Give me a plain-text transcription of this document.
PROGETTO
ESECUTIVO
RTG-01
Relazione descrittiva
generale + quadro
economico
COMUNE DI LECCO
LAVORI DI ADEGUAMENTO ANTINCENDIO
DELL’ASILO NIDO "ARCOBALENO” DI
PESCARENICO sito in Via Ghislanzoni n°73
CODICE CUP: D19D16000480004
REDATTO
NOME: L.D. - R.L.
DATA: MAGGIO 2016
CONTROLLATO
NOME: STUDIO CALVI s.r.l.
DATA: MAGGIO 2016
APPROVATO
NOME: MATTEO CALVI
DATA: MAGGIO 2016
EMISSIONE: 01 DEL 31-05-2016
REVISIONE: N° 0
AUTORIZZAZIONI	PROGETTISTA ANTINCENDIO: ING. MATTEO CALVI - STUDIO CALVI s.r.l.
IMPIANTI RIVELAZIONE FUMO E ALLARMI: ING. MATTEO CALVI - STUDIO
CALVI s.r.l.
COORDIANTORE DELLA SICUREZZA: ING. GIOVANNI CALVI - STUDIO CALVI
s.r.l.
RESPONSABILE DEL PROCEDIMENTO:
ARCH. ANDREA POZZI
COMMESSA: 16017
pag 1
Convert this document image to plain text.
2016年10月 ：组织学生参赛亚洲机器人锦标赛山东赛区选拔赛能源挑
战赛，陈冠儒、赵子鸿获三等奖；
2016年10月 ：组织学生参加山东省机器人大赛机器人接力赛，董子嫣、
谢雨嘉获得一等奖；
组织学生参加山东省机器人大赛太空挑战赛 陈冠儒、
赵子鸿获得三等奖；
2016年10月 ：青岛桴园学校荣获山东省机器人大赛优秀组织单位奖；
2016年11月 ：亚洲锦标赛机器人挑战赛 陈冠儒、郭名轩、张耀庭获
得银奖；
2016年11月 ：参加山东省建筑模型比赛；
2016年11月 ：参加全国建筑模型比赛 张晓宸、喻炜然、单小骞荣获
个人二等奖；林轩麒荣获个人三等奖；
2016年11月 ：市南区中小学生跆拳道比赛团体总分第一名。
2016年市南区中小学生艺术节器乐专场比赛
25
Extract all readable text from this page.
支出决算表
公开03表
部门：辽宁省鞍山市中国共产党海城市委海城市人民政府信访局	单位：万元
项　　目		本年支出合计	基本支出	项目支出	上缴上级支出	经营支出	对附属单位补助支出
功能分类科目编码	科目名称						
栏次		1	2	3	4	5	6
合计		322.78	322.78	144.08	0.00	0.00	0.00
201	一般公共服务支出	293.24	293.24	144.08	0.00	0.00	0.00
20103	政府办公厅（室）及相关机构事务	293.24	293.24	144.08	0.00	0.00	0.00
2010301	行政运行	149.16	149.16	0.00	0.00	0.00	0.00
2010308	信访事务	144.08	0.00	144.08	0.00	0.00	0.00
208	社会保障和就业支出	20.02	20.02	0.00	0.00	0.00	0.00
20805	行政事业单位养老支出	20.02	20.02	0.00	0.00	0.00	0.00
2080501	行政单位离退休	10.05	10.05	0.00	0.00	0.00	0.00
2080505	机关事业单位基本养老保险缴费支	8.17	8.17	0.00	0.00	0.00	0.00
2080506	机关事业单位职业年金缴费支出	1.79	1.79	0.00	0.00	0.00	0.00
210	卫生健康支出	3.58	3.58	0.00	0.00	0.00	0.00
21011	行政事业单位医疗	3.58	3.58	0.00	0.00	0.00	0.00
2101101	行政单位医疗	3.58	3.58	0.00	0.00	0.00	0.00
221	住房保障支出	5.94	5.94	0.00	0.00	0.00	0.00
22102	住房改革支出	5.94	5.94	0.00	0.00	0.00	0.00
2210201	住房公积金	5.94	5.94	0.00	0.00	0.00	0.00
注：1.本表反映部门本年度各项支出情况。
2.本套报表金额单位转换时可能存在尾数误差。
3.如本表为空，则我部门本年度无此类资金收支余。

### WORK INSTRUCTIONS
Your reply is one number: how many lines of the records above contain the word "CALVI".

### THE RESPONSE
6